Excerpts from a figure dataset
=-=-=-=-=

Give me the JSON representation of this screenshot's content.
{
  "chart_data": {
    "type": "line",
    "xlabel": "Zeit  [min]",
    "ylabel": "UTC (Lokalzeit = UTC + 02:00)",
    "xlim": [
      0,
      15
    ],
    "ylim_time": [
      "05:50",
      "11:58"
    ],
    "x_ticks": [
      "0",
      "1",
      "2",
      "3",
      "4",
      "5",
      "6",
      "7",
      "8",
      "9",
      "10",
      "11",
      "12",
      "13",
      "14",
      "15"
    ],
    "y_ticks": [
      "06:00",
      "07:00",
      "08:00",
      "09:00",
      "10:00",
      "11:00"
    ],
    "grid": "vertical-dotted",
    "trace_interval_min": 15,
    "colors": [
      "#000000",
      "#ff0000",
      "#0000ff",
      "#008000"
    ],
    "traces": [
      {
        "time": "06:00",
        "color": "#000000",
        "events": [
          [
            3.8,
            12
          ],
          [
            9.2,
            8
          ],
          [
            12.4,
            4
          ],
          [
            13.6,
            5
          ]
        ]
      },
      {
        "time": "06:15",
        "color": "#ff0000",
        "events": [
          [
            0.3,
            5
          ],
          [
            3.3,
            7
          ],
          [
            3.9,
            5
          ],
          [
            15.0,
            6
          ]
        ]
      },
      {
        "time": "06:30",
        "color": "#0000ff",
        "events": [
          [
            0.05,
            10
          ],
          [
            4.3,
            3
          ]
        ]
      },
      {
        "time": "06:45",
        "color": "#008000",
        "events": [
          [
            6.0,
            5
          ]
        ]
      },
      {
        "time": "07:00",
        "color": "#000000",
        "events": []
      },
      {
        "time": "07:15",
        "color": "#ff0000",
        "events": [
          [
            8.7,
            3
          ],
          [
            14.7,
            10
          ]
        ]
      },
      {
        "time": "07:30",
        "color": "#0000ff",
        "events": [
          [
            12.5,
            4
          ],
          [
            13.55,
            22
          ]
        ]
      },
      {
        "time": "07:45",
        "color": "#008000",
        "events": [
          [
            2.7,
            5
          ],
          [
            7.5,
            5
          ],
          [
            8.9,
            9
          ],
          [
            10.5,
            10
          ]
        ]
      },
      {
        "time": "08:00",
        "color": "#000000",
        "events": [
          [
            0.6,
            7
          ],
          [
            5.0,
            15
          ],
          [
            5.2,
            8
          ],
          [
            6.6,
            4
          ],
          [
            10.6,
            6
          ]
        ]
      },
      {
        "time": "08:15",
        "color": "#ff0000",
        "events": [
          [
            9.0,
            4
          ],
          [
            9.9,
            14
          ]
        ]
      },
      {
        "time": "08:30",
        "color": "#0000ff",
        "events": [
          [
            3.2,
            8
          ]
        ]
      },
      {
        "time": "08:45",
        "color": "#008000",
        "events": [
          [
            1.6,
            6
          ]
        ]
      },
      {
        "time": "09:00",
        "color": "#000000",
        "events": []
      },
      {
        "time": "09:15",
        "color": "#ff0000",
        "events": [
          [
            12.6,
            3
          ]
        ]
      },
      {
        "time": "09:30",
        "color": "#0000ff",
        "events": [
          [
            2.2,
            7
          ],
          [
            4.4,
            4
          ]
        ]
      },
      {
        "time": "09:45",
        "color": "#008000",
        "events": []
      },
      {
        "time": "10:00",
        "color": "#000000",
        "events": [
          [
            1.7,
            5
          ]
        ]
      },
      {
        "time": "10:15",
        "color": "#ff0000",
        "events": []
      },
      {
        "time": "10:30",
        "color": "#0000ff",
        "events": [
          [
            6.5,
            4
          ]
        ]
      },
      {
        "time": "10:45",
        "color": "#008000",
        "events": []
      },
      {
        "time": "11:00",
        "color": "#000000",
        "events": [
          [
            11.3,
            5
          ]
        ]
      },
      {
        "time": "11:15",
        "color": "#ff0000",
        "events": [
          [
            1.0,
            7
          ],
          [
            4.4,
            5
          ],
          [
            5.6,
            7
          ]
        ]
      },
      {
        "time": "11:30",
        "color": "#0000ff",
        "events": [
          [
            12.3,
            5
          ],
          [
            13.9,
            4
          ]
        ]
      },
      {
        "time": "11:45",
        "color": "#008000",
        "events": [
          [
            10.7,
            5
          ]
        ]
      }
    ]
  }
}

=-=-=-=-=

**TASK**
Take the listing above and write it out again exactly.

**RESULT**
Give me the JSON representation of this screenshot's content.
{
  "chart_data": {
    "type": "line",
    "xlabel": "Zeit  [min]",
    "ylabel": "UTC (Lokalzeit = UTC + 02:00)",
    "xlim": [
      0,
      15
    ],
    "ylim_time": [
      "05:50",
      "11:58"
    ],
    "x_ticks": [
      "0",
      "1",
      "2",
      "3",
      "4",
      "5",
      "6",
      "7",
      "8",
      "9",
      "10",
      "11",
      "12",
      "13",
      "14",
      "15"
    ],
    "y_ticks": [
      "06:00",
      "07:00",
      "08:00",
      "09:00",
      "10:00",
      "11:00"
    ],
    "grid": "vertical-dotted",
    "trace_interval_min": 15,
    "colors": [
      "#000000",
      "#ff0000",
      "#0000ff",
      "#008000"
    ],
    "traces": [
      {
        "time": "06:00",
        "color": "#000000",
        "events": [
          [
            3.8,
            12
          ],
          [
            9.2,
            8
          ],
          [
            12.4,
            4
          ],
          [
            13.6,
            5
          ]
        ]
      },
      {
        "time": "06:15",
        "color": "#ff0000",
        "events": [
          [
            0.3,
            5
          ],
          [
            3.3,
            7
          ],
          [
            3.9,
            5
          ],
          [
            15.0,
            6
          ]
        ]
      },
      {
        "time": "06:30",
        "color": "#0000ff",
        "events": [
          [
            0.05,
            10
          ],
          [
            4.3,
            3
          ]
        ]
      },
      {
        "time": "06:45",
        "color": "#008000",
        "events": [
          [
            6.0,
            5
          ]
        ]
      },
      {
        "time": "07:00",
        "color": "#000000",
        "events": []
      },
      {
        "time": "07:15",
        "color": "#ff0000",
        "events": [
          [
            8.7,
            3
          ],
          [
            14.7,
            10
          ]
        ]
      },
      {
        "time": "07:30",
        "color": "#0000ff",
        "events": [
          [
            12.5,
            4
          ],
          [
            13.55,
            22
          ]
        ]
      },
      {
        "time": "07:45",
        "color": "#008000",
        "events": [
          [
            2.7,
            5
          ],
          [
            7.5,
            5
          ],
          [
            8.9,
            9
          ],
          [
            10.5,
            10
          ]
        ]
      },
      {
        "time": "08:00",
        "color": "#000000",
        "events": [
          [
            0.6,
            7
          ],
          [
            5.0,
            15
          ],
          [
            5.2,
            8
          ],
          [
            6.6,
            4
          ],
          [
            10.6,
            6
          ]
        ]
      },
      {
        "time": "08:15",
        "color": "#ff0000",
        "events": [
          [
            9.0,
            4
          ],
          [
            9.9,
            14
          ]
        ]
      },
      {
        "time": "08:30",
        "color": "#0000ff",
        "events": [
          [
            3.2,
            8
          ]
        ]
      },
      {
        "time": "08:45",
        "color": "#008000",
        "events": [
          [
            1.6,
            6
          ]
        ]
      },
      {
        "time": "09:00",
        "color": "#000000",
        "events": []
      },
      {
        "time": "09:15",
        "color": "#ff0000",
        "events": [
          [
            12.6,
            3
          ]
        ]
      },
      {
        "time": "09:30",
        "color": "#0000ff",
        "events": [
          [
            2.2,
            7
          ],
          [
            4.4,
            4
          ]
        ]
      },
      {
        "time": "09:45",
        "color": "#008000",
        "events": []
      },
      {
        "time": "10:00",
        "color": "#000000",
        "events": [
          [
            1.7,
            5
          ]
        ]
      },
      {
        "time": "10:15",
        "color": "#ff0000",
        "events": []
      },
      {
        "time": "10:30",
        "color": "#0000ff",
        "events": [
          [
            6.5,
            4
          ]
        ]
      },
      {
        "time": "10:45",
        "color": "#008000",
        "events": []
      },
      {
        "time": "11:00",
        "color": "#000000",
        "events": [
          [
            11.3,
            5
          ]
        ]
      },
      {
        "time": "11:15",
        "color": "#ff0000",
        "events": [
          [
            1.0,
            7
          ],
          [
            4.4,
            5
          ],
          [
            5.6,
            7
          ]
        ]
      },
      {
        "time": "11:30",
        "color": "#0000ff",
        "events": [
          [
            12.3,
            5
          ],
          [
            13.9,
            4
          ]
        ]
      },
      {
        "time": "11:45",
        "color": "#008000",
        "events": [
          [
            10.7,
            5
          ]
        ]
      }
    ]
  }
}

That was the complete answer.